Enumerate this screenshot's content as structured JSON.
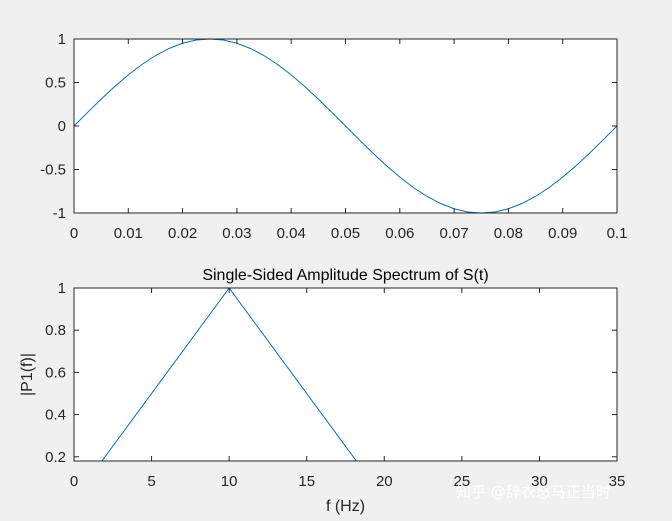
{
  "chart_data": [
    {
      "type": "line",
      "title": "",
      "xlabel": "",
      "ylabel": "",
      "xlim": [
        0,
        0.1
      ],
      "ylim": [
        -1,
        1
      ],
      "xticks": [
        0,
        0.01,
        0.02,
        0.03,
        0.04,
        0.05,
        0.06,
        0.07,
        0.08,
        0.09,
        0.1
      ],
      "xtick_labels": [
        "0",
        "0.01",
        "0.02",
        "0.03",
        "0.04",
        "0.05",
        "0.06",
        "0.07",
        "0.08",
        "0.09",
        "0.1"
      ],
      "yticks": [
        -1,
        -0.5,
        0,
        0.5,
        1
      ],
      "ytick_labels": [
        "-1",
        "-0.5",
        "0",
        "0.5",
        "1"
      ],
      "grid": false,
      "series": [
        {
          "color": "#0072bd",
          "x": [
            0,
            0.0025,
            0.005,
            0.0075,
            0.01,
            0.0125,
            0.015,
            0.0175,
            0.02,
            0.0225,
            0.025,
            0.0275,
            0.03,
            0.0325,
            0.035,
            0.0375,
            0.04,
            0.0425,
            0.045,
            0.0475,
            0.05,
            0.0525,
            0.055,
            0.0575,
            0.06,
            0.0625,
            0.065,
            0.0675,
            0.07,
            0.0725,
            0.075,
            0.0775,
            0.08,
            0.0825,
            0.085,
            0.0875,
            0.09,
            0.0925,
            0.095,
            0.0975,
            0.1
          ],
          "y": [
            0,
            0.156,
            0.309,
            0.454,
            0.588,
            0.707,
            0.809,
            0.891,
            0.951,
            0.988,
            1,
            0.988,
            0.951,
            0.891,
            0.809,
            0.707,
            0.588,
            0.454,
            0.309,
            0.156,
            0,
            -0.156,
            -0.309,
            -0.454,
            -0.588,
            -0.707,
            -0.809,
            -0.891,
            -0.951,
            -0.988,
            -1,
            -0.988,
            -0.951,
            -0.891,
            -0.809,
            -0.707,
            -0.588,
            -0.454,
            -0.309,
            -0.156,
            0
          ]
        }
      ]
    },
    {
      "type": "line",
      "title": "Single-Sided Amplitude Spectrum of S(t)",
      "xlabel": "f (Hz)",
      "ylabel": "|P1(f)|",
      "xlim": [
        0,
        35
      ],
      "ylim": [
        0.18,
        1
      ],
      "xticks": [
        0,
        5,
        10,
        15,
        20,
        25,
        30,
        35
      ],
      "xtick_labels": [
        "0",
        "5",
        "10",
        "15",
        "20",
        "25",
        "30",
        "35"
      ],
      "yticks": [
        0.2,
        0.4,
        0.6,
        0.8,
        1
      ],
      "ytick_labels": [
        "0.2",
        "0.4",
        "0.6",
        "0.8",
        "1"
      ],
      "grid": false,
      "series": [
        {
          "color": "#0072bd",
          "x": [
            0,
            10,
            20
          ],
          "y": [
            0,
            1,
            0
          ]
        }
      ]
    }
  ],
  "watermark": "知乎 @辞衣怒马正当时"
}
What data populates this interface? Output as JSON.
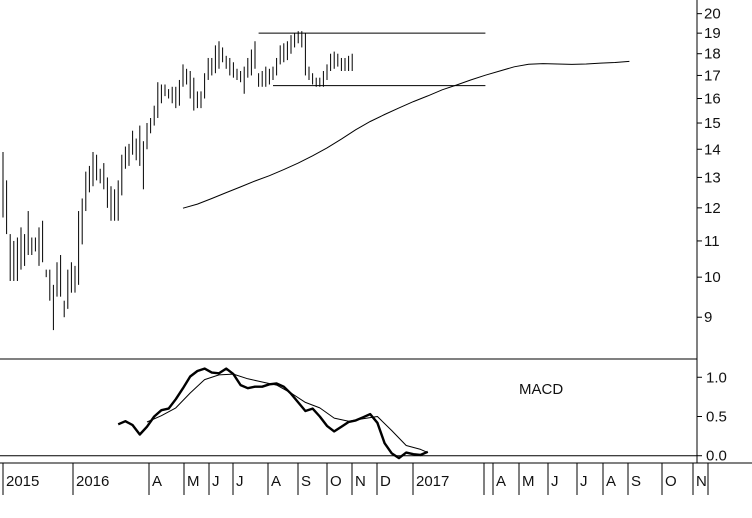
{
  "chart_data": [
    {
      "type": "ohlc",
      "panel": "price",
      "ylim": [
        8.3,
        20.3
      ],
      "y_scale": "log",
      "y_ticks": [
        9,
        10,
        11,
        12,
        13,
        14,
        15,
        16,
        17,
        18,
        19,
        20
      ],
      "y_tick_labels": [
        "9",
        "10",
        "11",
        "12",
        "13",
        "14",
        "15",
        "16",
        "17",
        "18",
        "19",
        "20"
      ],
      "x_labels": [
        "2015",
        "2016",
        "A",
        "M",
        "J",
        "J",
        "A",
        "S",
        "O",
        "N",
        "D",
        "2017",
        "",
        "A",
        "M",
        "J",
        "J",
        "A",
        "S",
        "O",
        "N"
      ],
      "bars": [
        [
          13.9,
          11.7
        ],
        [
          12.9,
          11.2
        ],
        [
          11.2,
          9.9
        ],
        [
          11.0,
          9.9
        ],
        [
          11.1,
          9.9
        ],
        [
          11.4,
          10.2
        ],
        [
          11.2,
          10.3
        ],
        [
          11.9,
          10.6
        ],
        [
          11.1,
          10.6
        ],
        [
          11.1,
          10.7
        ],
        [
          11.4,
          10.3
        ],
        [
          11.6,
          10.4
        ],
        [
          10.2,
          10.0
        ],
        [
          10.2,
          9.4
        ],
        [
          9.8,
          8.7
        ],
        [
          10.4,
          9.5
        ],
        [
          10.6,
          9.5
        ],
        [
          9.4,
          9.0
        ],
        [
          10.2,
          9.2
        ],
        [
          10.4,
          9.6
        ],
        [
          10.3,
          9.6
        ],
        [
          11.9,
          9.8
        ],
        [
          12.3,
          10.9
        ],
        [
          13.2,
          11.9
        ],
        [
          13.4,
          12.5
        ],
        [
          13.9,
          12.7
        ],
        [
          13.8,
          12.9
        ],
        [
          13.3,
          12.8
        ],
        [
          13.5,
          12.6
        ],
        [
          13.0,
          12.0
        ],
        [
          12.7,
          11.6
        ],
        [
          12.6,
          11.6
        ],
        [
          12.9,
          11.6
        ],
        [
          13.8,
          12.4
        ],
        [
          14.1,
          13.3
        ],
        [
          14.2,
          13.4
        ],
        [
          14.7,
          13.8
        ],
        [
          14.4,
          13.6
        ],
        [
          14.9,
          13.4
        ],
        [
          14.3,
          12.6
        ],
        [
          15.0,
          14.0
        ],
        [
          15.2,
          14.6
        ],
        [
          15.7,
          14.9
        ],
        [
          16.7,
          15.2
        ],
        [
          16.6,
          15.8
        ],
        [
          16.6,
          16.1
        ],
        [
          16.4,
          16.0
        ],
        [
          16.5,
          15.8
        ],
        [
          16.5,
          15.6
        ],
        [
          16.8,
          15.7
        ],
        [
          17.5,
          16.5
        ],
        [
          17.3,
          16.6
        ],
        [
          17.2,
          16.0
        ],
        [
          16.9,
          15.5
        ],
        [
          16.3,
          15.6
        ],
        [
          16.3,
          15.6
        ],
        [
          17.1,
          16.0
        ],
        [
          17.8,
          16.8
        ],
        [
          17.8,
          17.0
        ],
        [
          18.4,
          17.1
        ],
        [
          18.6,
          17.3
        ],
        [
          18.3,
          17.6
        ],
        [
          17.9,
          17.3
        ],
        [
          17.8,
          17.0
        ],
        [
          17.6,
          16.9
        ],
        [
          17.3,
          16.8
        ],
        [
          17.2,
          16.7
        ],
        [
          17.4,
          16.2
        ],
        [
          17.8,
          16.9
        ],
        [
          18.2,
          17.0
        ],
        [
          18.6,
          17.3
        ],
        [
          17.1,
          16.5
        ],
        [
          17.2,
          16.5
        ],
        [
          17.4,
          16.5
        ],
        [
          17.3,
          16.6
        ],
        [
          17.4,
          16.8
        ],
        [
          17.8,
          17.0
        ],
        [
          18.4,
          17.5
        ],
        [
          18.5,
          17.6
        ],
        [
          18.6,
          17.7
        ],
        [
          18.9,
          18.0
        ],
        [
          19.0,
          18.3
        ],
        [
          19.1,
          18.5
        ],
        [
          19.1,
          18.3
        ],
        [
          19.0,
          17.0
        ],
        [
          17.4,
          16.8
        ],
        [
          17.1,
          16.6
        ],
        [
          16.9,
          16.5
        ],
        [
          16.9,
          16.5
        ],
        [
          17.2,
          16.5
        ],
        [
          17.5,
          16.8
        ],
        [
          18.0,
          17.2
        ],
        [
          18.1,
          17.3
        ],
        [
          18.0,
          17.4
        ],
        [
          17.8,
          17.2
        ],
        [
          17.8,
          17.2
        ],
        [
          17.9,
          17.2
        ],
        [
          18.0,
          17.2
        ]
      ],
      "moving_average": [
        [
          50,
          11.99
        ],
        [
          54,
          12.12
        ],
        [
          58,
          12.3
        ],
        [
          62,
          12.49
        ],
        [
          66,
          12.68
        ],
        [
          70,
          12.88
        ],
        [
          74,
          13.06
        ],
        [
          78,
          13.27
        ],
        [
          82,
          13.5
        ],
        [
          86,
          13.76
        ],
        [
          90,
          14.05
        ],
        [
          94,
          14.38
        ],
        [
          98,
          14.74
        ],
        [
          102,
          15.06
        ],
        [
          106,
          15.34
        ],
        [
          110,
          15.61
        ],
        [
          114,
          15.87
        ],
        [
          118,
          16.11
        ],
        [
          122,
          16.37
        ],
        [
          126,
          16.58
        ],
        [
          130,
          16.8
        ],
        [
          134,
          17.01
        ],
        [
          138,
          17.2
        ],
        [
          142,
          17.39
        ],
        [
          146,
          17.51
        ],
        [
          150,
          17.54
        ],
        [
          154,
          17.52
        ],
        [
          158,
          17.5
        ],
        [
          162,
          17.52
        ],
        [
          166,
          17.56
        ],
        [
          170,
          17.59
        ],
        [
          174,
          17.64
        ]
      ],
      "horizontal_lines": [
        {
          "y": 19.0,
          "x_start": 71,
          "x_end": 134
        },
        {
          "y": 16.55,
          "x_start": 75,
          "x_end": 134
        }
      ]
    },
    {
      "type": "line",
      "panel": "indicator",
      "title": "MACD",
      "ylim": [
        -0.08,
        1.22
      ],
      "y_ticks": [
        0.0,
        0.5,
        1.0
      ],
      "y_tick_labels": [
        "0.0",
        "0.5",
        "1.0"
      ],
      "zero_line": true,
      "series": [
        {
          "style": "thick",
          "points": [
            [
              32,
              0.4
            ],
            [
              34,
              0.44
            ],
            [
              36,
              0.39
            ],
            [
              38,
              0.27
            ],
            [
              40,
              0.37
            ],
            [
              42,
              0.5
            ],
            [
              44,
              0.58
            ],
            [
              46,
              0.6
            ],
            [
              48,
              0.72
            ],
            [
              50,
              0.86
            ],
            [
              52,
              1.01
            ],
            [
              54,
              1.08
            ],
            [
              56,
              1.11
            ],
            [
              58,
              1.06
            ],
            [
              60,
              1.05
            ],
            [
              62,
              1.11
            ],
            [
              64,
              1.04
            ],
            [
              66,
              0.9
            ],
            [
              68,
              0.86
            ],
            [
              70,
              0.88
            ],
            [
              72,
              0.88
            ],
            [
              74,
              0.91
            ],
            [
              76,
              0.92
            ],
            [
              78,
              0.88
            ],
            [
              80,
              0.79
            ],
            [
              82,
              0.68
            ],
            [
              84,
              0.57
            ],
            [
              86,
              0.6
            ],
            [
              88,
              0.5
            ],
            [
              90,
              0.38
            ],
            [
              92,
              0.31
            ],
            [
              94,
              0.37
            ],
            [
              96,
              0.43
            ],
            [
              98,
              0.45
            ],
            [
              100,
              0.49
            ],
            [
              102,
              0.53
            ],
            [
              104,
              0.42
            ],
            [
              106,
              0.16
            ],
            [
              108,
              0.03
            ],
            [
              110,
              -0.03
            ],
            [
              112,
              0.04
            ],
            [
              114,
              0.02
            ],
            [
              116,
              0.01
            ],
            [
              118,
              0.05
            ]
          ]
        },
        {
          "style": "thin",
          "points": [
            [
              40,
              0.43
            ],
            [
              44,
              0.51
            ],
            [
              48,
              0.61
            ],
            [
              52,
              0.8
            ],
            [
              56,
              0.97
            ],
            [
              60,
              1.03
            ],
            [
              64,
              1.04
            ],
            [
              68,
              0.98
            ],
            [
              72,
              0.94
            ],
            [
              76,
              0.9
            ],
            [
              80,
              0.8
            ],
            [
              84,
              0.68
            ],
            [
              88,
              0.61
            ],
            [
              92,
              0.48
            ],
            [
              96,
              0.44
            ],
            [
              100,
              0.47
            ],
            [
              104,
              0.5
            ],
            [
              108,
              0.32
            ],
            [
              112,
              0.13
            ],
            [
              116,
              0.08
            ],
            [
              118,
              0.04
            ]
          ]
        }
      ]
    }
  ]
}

□ □ □ □ □

REQUIRED WORK: Look over the material above and show each line where "this" appears.

OUTPUT OF THE EXERCISE:
Enumerate this screenshot's content as structured JSON.
What data populates this interface? Output as JSON.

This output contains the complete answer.